— Problem a —
Summarize the company agreements section in two sentences.

### Text ###

5. AGREEMENTS OF THE COMPANY.
The Company agrees with the Underwriters:
(a) To prepare the Prospectus in a form reasonably approved by you and to
file such Prospectus pursuant to Rule 424(b) under the Act within the time
period prescribed or, if applicable, such earlier time as may be required by
Rule 430A under the Act; to make no amendment or supplement to the Registration
Statement or Prospectus which shall be reasonably disapproved by you promptly
after reasonable notice thereof; to advise you, promptly after it receives
notice thereof, of the time when any amendment to the Registration Statement has
been filed or becomes effective or any supplement to the Prospectus or any
amended Prospectus has been filed and to furnish you with copies thereof; to
advise you, promptly after it receives notice thereof, if the Company is
required to file a Rule 462(b) Registration Statement after the effectiveness of
this Agreement, when the Rule 462(b) Registration Statement has become
effective; to file promptly all reports and any definitive proxy or information
statements required to be filed by the Company with the Commission subsequent to
the date of the Prospectus and for so long as the delivery of a prospectus is
required in connection with the offering or sale of the Securities; to advise
you, promptly after it receives notice thereof, of the issuance by the
Commission of any stop order or of any order preventing or suspending the use of
any Preliminary Prospectus or the Prospectus, of the suspension of the
qualification of the Securities for offering or sale in any jurisdiction, of the
initiation or threatening of any proceeding for any such purpose, or of any
request by the Commission for the amending or supplementing of the Registration
Statement or Prospectus or for additional information; and, in the event of the
issuance of any stop order or of any order preventing or suspending the use of
any Preliminary Prospectus or the Prospectus or suspending any such
qualification, to use promptly its best efforts to obtain its withdrawal;
(b) Promptly from time to time to take such actions as you may reasonably
request to qualify the Securities for offering and sale under the securities
laws of such jurisdictions as you have requested and to comply with such laws so
as to permit the continuance of sales and dealings therein in such jurisdictions
for as long as may be necessary to complete the distribution of the Securities,
provided that in connection therewith the Company shall not be required to
qualify as a foreign
corporation or to take any action that would subject it to general service of
process in any such jurisdiction where it is not presently qualified or where it
would be subject to taxation as a foreign corporation.

### Dataset records ###

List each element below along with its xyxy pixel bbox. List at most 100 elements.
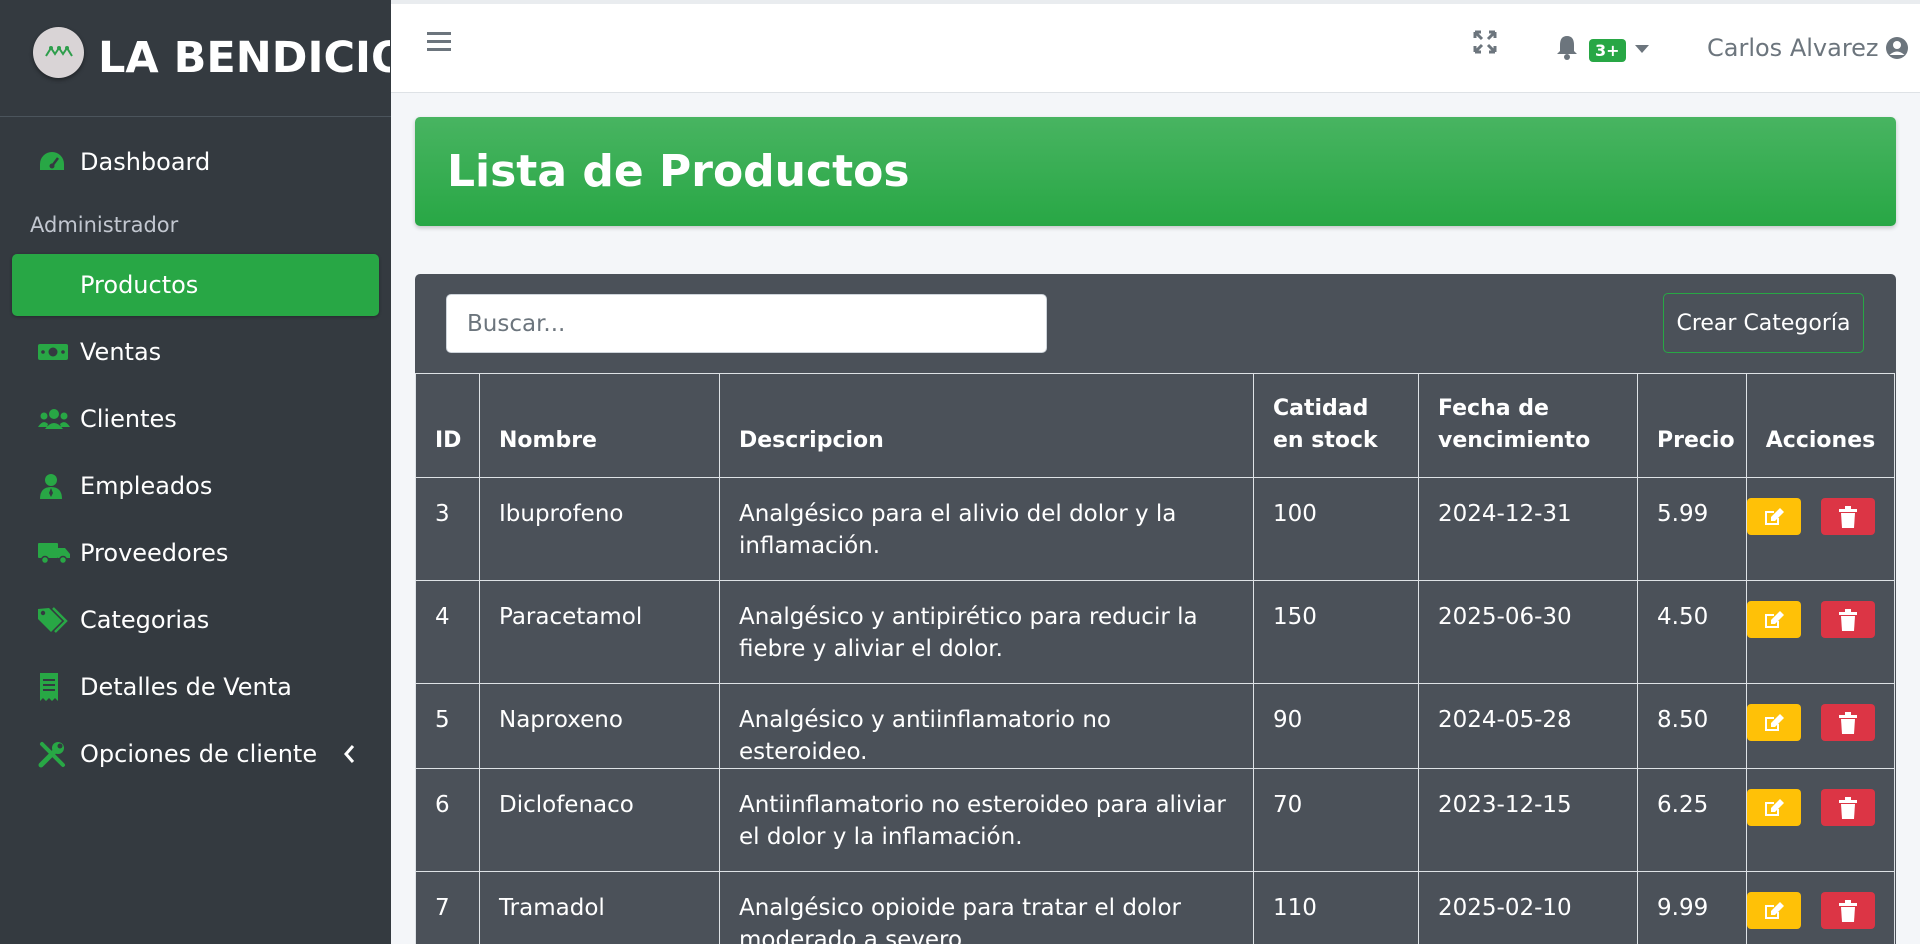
notifications-badge[interactable]: 3+ [1589, 39, 1626, 62]
column-header[interactable]: Fecha de vencimiento [1418, 373, 1638, 478]
delete-button[interactable] [1821, 704, 1875, 741]
cell-actions [1746, 768, 1895, 872]
sidebar-item-clientes[interactable]: Clientes [12, 388, 379, 450]
create-category-button[interactable]: Crear Categoría [1663, 293, 1864, 353]
products-card: Crear Categoría ID Nombre Descripcion Ca… [415, 274, 1896, 944]
cell-actions [1746, 477, 1895, 581]
sidebar-item-opciones-cliente[interactable]: Opciones de cliente [12, 723, 379, 785]
cell-descripcion: Analgésico opioide para tratar el dolor … [719, 871, 1254, 944]
sidebar-item-productos[interactable]: Productos [12, 254, 379, 316]
sidebar-item-label: Proveedores [80, 539, 229, 567]
user-circle-icon [1885, 37, 1908, 59]
sidebar-item-label: Productos [80, 271, 199, 299]
delete-button[interactable] [1821, 789, 1875, 826]
cell-fecha: 2023-12-15 [1418, 768, 1638, 872]
cell-fecha: 2025-02-10 [1418, 871, 1638, 944]
sidebar-item-dashboard[interactable]: Dashboard [12, 131, 379, 193]
delete-button[interactable] [1821, 498, 1875, 535]
sidebar: LA BENDICION Dashboard Administrador Pro… [0, 0, 391, 944]
edit-button[interactable] [1747, 704, 1801, 741]
trash-icon [1839, 505, 1857, 528]
sidebar-item-categorias[interactable]: Categorias [12, 589, 379, 651]
tags-icon [38, 606, 72, 634]
delete-button[interactable] [1821, 892, 1875, 929]
edit-icon [1765, 610, 1784, 628]
edit-icon [1765, 507, 1784, 525]
column-header[interactable]: ID [415, 373, 480, 478]
column-header[interactable]: Nombre [479, 373, 720, 478]
edit-button[interactable] [1747, 789, 1801, 826]
cell-stock: 100 [1253, 477, 1419, 581]
sidebar-item-label: Clientes [80, 405, 177, 433]
page-title: Lista de Productos [447, 146, 910, 197]
caret-down-icon[interactable] [1635, 45, 1649, 53]
cell-stock: 90 [1253, 683, 1419, 769]
sidebar-item-ventas[interactable]: Ventas [12, 321, 379, 383]
hamburger-menu-icon[interactable] [427, 30, 451, 56]
search-input[interactable] [446, 294, 1047, 353]
cell-id: 3 [415, 477, 480, 581]
edit-icon [1765, 901, 1784, 919]
cell-stock: 110 [1253, 871, 1419, 944]
cell-fecha: 2024-12-31 [1418, 477, 1638, 581]
column-header: Acciones [1746, 373, 1895, 478]
trash-icon [1839, 608, 1857, 631]
sidebar-item-proveedores[interactable]: Proveedores [12, 522, 379, 584]
cell-actions [1746, 580, 1895, 684]
edit-button[interactable] [1747, 892, 1801, 929]
sidebar-item-label: Categorias [80, 606, 210, 634]
cell-precio: 9.99 [1637, 871, 1747, 944]
sidebar-item-label: Empleados [80, 472, 213, 500]
page-header: Lista de Productos [415, 117, 1896, 226]
cell-actions [1746, 683, 1895, 769]
chevron-left-icon[interactable] [343, 742, 355, 770]
truck-icon [38, 539, 72, 567]
user-tie-icon [38, 472, 72, 500]
delete-button[interactable] [1821, 601, 1875, 638]
sidebar-item-empleados[interactable]: Empleados [12, 455, 379, 517]
cell-fecha: 2024-05-28 [1418, 683, 1638, 769]
tachometer-icon [38, 148, 72, 176]
sidebar-item-label: Dashboard [80, 148, 211, 176]
edit-button[interactable] [1747, 498, 1801, 535]
table-row: 5 Naproxeno Analgésico y antiinflamatori… [415, 683, 1895, 769]
trash-icon [1839, 796, 1857, 819]
fullscreen-icon[interactable] [1473, 30, 1497, 58]
brand[interactable]: LA BENDICION [0, 0, 391, 117]
table-row: 3 Ibuprofeno Analgésico para el alivio d… [415, 477, 1895, 581]
top-navbar: 3+ Carlos Alvarez [391, 0, 1920, 93]
cell-nombre: Paracetamol [479, 580, 720, 684]
table-header-row: ID Nombre Descripcion Catidad en stock F… [415, 373, 1895, 478]
edit-icon [1765, 713, 1784, 731]
cell-id: 4 [415, 580, 480, 684]
brand-name: LA BENDICION [98, 33, 390, 83]
cell-precio: 4.50 [1637, 580, 1747, 684]
trash-icon [1839, 711, 1857, 734]
money-icon [38, 338, 72, 366]
sidebar-item-detalles-venta[interactable]: Detalles de Venta [12, 656, 379, 718]
user-menu[interactable]: Carlos Alvarez [1707, 34, 1909, 62]
cell-precio: 5.99 [1637, 477, 1747, 581]
cell-descripcion: Antiinflamatorio no esteroideo para aliv… [719, 768, 1254, 872]
cell-descripcion: Analgésico y antiinflamatorio no esteroi… [719, 683, 1254, 769]
cell-actions [1746, 871, 1895, 944]
cell-stock: 70 [1253, 768, 1419, 872]
sidebar-section-header: Administrador [30, 213, 179, 237]
products-table: ID Nombre Descripcion Catidad en stock F… [415, 373, 1895, 944]
table-row: 7 Tramadol Analgésico opioide para trata… [415, 871, 1895, 944]
cell-nombre: Naproxeno [479, 683, 720, 769]
table-row: 4 Paracetamol Analgésico y antipirético … [415, 580, 1895, 684]
trash-icon [1839, 899, 1857, 922]
column-header[interactable]: Precio [1637, 373, 1747, 478]
column-header[interactable]: Catidad en stock [1253, 373, 1419, 478]
receipt-icon [38, 673, 72, 701]
cell-id: 7 [415, 871, 480, 944]
bell-icon[interactable] [1555, 34, 1579, 64]
cell-stock: 150 [1253, 580, 1419, 684]
column-header[interactable]: Descripcion [719, 373, 1254, 478]
edit-button[interactable] [1747, 601, 1801, 638]
cell-fecha: 2025-06-30 [1418, 580, 1638, 684]
table-row: 6 Diclofenaco Antiinflamatorio no estero… [415, 768, 1895, 872]
user-name: Carlos Alvarez [1707, 34, 1879, 62]
cell-nombre: Ibuprofeno [479, 477, 720, 581]
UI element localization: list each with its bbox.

###

— Problem b —
In the records, update the lines from the line with "notifications-badge[interactable]: 3+ [1589, 39, 1626, 62]" up to and including the line with "522, 379, 584]", replacing "edit-icon" with "pencil-icon" and keeping everything else unchanged; return only those lines.

— Full answer a —
The Company agrees with the Underwriters to prepare and file the Prospectus under Rule 424(b), make no amendment or supplement the Underwriters reasonably disapprove, and promptly advise them of filings, effectiveness, stop orders, suspensions, related proceedings and Commission requests. It also agrees to file required reports, use its best efforts to obtain withdrawal of any stop or suspension order, and take reasonably requested actions to qualify the Securities for offering and sale under the securities laws of requested jurisdictions, though it need not qualify as a foreign corporation or take any action subjecting it to general service of process where it is not presently qualified or would be taxed as a foreign corporation.

— Full answer b —
notifications-badge[interactable]: 3+ [1589, 39, 1626, 62]
column-header[interactable]: Fecha de vencimiento [1418, 373, 1638, 478]
delete-button[interactable] [1821, 704, 1875, 741]
cell-actions [1746, 768, 1895, 872]
sidebar-item-clientes[interactable]: Clientes [12, 388, 379, 450]
create-category-button[interactable]: Crear Categoría [1663, 293, 1864, 353]
products-card: Crear Categoría ID Nombre Descripcion Ca… [415, 274, 1896, 944]
cell-actions [1746, 477, 1895, 581]
sidebar-item-opciones-cliente[interactable]: Opciones de cliente [12, 723, 379, 785]
cell-descripcion: Analgésico opioide para tratar el dolor … [719, 871, 1254, 944]
sidebar-item-productos[interactable]: Productos [12, 254, 379, 316]
sidebar-item-label: Proveedores [80, 539, 229, 567]
user-circle-icon [1885, 37, 1908, 59]
sidebar-item-label: Productos [80, 271, 199, 299]
delete-button[interactable] [1821, 789, 1875, 826]
cell-fecha: 2023-12-15 [1418, 768, 1638, 872]
cell-fecha: 2025-02-10 [1418, 871, 1638, 944]
sidebar-item-dashboard[interactable]: Dashboard [12, 131, 379, 193]
delete-button[interactable] [1821, 498, 1875, 535]
sidebar: LA BENDICION Dashboard Administrador Pro… [0, 0, 391, 944]
edit-button[interactable] [1747, 704, 1801, 741]
trash-icon [1839, 505, 1857, 528]
sidebar-item-categorias[interactable]: Categorias [12, 589, 379, 651]
tags-icon [38, 606, 72, 634]
delete-button[interactable] [1821, 892, 1875, 929]
pencil-icon [1765, 610, 1784, 628]
pencil-icon [1765, 507, 1784, 525]
column-header[interactable]: ID [415, 373, 480, 478]
column-header[interactable]: Nombre [479, 373, 720, 478]
edit-button[interactable] [1747, 789, 1801, 826]
cell-stock: 100 [1253, 477, 1419, 581]
sidebar-item-label: Clientes [80, 405, 177, 433]
page-title: Lista de Productos [447, 146, 910, 197]
caret-down-icon[interactable] [1635, 45, 1649, 53]
cell-stock: 90 [1253, 683, 1419, 769]
sidebar-item-ventas[interactable]: Ventas [12, 321, 379, 383]
hamburger-menu-icon[interactable] [427, 30, 451, 56]
search-input[interactable] [446, 294, 1047, 353]
cell-id: 3 [415, 477, 480, 581]
pencil-icon [1765, 901, 1784, 919]
cell-stock: 110 [1253, 871, 1419, 944]
cell-fecha: 2024-12-31 [1418, 477, 1638, 581]
column-header: Acciones [1746, 373, 1895, 478]
trash-icon [1839, 608, 1857, 631]
sidebar-item-proveedores[interactable]: Proveedores [12, 522, 379, 584]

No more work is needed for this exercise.